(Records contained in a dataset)

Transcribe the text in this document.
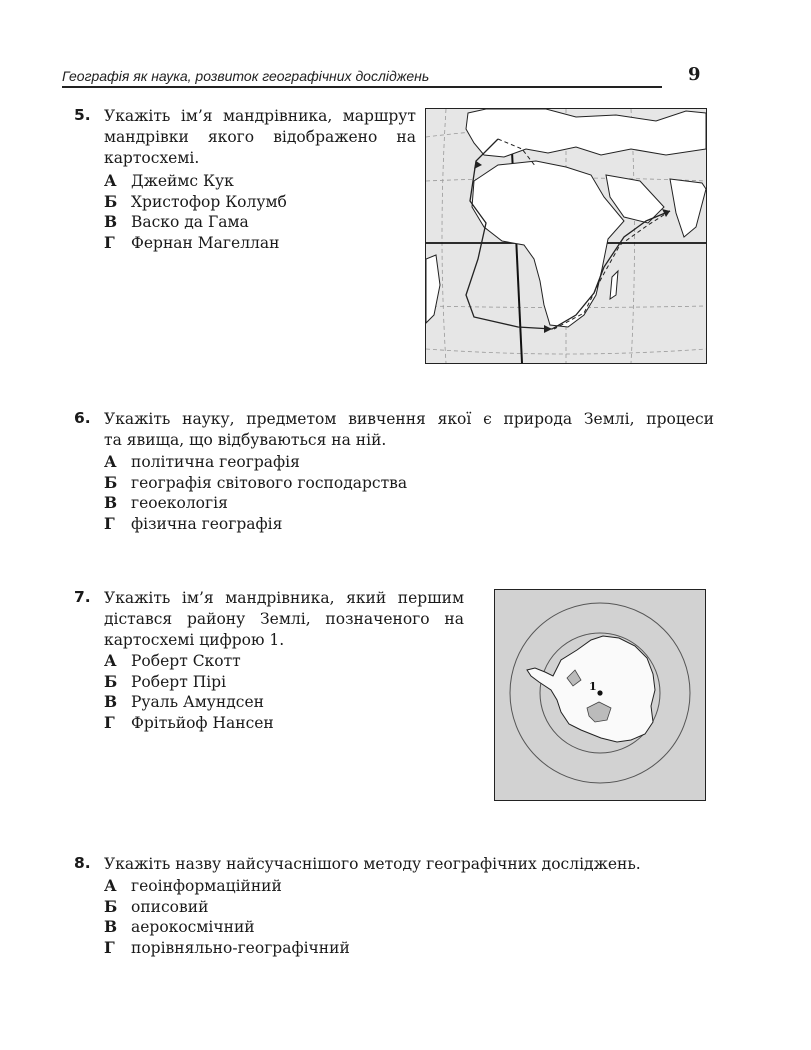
Географія як наука, розвиток географічних досліджень	9
5. Укажіть ім’я мандрівника, маршрут
мандрівки якого відображено на
картосхемі.
А Джеймс Кук
Б Христофор Колумб
В Васко да Гама
Г Фернан Магеллан
6. Укажіть науку, предметом вивчення якої є природа Землі, процеси
та явища, що відбуваються на ній.
А політична географія
Б географія світового господарства
В геоекологія
Г фізична географія
7. Укажіть ім’я мандрівника, який першим
дістався району Землі, позначеного на
картосхемі цифрою 1.
А Роберт Скотт
Б Роберт Пірі
В Руаль Амундсен
Г Фрітьйоф Нансен
1
8. Укажіть назву найсучаснішого методу географічних досліджень.
А геоінформаційний
Б описовий
В аерокосмічний
Г порівняльно-географічний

EXERCISE =>
Which lines above hold the word "мандрівника"? Copy each of them.

SOLUTION TO THE EXERCISE =>
5. Укажіть ім’я мандрівника, маршрут
7. Укажіть ім’я мандрівника, який першим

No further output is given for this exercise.